◆ Consigne ◆
Modifiez les lignes ci-dessous en remplaçant partout « data-point » par « data-marker », sans rien changer d'autre.

◆ Listes d'éléments et de boîtes englobantes ◆
=-=-=-=-=

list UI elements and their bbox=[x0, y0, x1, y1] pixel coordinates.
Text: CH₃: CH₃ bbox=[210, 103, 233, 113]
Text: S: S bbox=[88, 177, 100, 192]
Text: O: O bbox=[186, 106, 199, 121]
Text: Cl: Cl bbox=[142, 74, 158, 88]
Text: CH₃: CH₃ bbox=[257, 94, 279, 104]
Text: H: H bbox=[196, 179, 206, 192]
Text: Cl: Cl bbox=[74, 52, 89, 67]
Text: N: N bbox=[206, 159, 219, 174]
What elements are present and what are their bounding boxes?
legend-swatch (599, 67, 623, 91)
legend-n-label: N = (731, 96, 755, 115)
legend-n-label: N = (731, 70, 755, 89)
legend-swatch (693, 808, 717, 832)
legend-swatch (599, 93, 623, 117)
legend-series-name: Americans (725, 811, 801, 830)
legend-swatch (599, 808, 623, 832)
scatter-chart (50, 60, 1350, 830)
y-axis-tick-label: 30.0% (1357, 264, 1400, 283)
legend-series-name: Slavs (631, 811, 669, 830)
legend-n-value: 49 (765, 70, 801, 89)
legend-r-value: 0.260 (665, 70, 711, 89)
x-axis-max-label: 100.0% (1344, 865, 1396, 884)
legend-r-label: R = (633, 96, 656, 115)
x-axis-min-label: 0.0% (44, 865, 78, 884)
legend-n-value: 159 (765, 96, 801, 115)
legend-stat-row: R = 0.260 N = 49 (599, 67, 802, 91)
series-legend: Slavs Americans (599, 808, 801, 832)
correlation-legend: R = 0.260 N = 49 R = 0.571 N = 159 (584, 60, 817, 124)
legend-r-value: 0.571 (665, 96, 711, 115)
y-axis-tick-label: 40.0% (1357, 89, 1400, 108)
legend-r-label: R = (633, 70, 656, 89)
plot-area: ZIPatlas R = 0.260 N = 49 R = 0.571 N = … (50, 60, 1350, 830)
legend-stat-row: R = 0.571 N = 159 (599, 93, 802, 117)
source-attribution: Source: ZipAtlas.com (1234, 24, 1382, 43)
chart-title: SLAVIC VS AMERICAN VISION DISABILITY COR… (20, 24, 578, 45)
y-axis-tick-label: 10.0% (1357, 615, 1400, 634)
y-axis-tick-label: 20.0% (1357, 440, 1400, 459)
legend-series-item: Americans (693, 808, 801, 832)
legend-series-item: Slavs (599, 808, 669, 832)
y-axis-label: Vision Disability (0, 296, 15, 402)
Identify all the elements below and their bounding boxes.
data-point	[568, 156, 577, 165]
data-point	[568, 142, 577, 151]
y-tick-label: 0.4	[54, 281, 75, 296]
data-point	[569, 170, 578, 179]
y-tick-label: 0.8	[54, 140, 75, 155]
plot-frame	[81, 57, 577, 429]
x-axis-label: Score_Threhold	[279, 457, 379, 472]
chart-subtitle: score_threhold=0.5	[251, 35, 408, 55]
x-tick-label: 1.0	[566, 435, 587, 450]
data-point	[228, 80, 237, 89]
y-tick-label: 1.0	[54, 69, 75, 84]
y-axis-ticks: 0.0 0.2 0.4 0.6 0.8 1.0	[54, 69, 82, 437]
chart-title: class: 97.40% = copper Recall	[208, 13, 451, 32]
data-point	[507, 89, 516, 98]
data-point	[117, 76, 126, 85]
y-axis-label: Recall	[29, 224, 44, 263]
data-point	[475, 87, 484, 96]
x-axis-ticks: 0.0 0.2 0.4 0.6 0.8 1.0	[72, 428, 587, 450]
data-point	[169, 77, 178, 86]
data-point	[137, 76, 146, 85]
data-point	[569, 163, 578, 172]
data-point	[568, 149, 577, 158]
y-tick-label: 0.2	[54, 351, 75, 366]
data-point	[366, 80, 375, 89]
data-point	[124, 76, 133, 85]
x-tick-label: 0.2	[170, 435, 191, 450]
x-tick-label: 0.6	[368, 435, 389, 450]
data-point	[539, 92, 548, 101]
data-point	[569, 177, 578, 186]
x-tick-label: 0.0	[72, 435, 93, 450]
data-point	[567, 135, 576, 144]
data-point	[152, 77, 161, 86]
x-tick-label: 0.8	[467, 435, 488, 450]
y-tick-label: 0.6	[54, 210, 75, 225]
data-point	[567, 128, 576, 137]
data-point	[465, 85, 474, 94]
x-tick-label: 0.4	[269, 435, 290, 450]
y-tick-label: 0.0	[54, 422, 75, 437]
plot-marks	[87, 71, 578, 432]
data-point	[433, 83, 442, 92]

=-=-=-=-=

◆ Réponse ◆
list UI elements and their bbox=[x0, y0, x1, y1] pixel coordinates.
Text: CH₃: CH₃ bbox=[210, 103, 233, 113]
Text: S: S bbox=[88, 177, 100, 192]
Text: O: O bbox=[186, 106, 199, 121]
Text: Cl: Cl bbox=[142, 74, 158, 88]
Text: CH₃: CH₃ bbox=[257, 94, 279, 104]
Text: H: H bbox=[196, 179, 206, 192]
Text: Cl: Cl bbox=[74, 52, 89, 67]
Text: N: N bbox=[206, 159, 219, 174]
What elements are present and what are their bounding boxes?
legend-swatch (599, 67, 623, 91)
legend-n-label: N = (731, 96, 755, 115)
legend-n-label: N = (731, 70, 755, 89)
legend-swatch (693, 808, 717, 832)
legend-swatch (599, 93, 623, 117)
legend-series-name: Americans (725, 811, 801, 830)
legend-swatch (599, 808, 623, 832)
scatter-chart (50, 60, 1350, 830)
y-axis-tick-label: 30.0% (1357, 264, 1400, 283)
legend-series-name: Slavs (631, 811, 669, 830)
legend-n-value: 49 (765, 70, 801, 89)
legend-r-value: 0.260 (665, 70, 711, 89)
x-axis-max-label: 100.0% (1344, 865, 1396, 884)
legend-r-label: R = (633, 96, 656, 115)
x-axis-min-label: 0.0% (44, 865, 78, 884)
legend-n-value: 159 (765, 96, 801, 115)
legend-stat-row: R = 0.260 N = 49 (599, 67, 802, 91)
series-legend: Slavs Americans (599, 808, 801, 832)
correlation-legend: R = 0.260 N = 49 R = 0.571 N = 159 (584, 60, 817, 124)
legend-r-value: 0.571 (665, 96, 711, 115)
y-axis-tick-label: 40.0% (1357, 89, 1400, 108)
legend-r-label: R = (633, 70, 656, 89)
plot-area: ZIPatlas R = 0.260 N = 49 R = 0.571 N = … (50, 60, 1350, 830)
legend-stat-row: R = 0.571 N = 159 (599, 93, 802, 117)
source-attribution: Source: ZipAtlas.com (1234, 24, 1382, 43)
chart-title: SLAVIC VS AMERICAN VISION DISABILITY COR… (20, 24, 578, 45)
y-axis-tick-label: 10.0% (1357, 615, 1400, 634)
y-axis-tick-label: 20.0% (1357, 440, 1400, 459)
legend-series-item: Americans (693, 808, 801, 832)
legend-series-item: Slavs (599, 808, 669, 832)
y-axis-label: Vision Disability (0, 296, 15, 402)
Identify all the elements below and their bounding boxes.
data-marker	[568, 156, 577, 165]
data-marker	[568, 142, 577, 151]
y-tick-label: 0.4	[54, 281, 75, 296]
data-marker	[569, 170, 578, 179]
y-tick-label: 0.8	[54, 140, 75, 155]
plot-frame	[81, 57, 577, 429]
x-axis-label: Score_Threhold	[279, 457, 379, 472]
chart-subtitle: score_threhold=0.5	[251, 35, 408, 55]
x-tick-label: 1.0	[566, 435, 587, 450]
data-marker	[228, 80, 237, 89]
y-tick-label: 1.0	[54, 69, 75, 84]
y-axis-ticks: 0.0 0.2 0.4 0.6 0.8 1.0	[54, 69, 82, 437]
chart-title: class: 97.40% = copper Recall	[208, 13, 451, 32]
data-marker	[507, 89, 516, 98]
data-marker	[117, 76, 126, 85]
y-axis-label: Recall	[29, 224, 44, 263]
data-marker	[475, 87, 484, 96]
x-axis-ticks: 0.0 0.2 0.4 0.6 0.8 1.0	[72, 428, 587, 450]
data-marker	[169, 77, 178, 86]
data-marker	[137, 76, 146, 85]
data-marker	[569, 163, 578, 172]
data-marker	[568, 149, 577, 158]
y-tick-label: 0.2	[54, 351, 75, 366]
data-marker	[366, 80, 375, 89]
data-marker	[124, 76, 133, 85]
x-tick-label: 0.2	[170, 435, 191, 450]
x-tick-label: 0.6	[368, 435, 389, 450]
data-marker	[539, 92, 548, 101]
data-marker	[569, 177, 578, 186]
x-tick-label: 0.0	[72, 435, 93, 450]
data-marker	[567, 135, 576, 144]
data-marker	[152, 77, 161, 86]
x-tick-label: 0.8	[467, 435, 488, 450]
y-tick-label: 0.6	[54, 210, 75, 225]
data-marker	[567, 128, 576, 137]
data-marker	[465, 85, 474, 94]
x-tick-label: 0.4	[269, 435, 290, 450]
y-tick-label: 0.0	[54, 422, 75, 437]
plot-marks	[87, 71, 578, 432]
data-marker	[433, 83, 442, 92]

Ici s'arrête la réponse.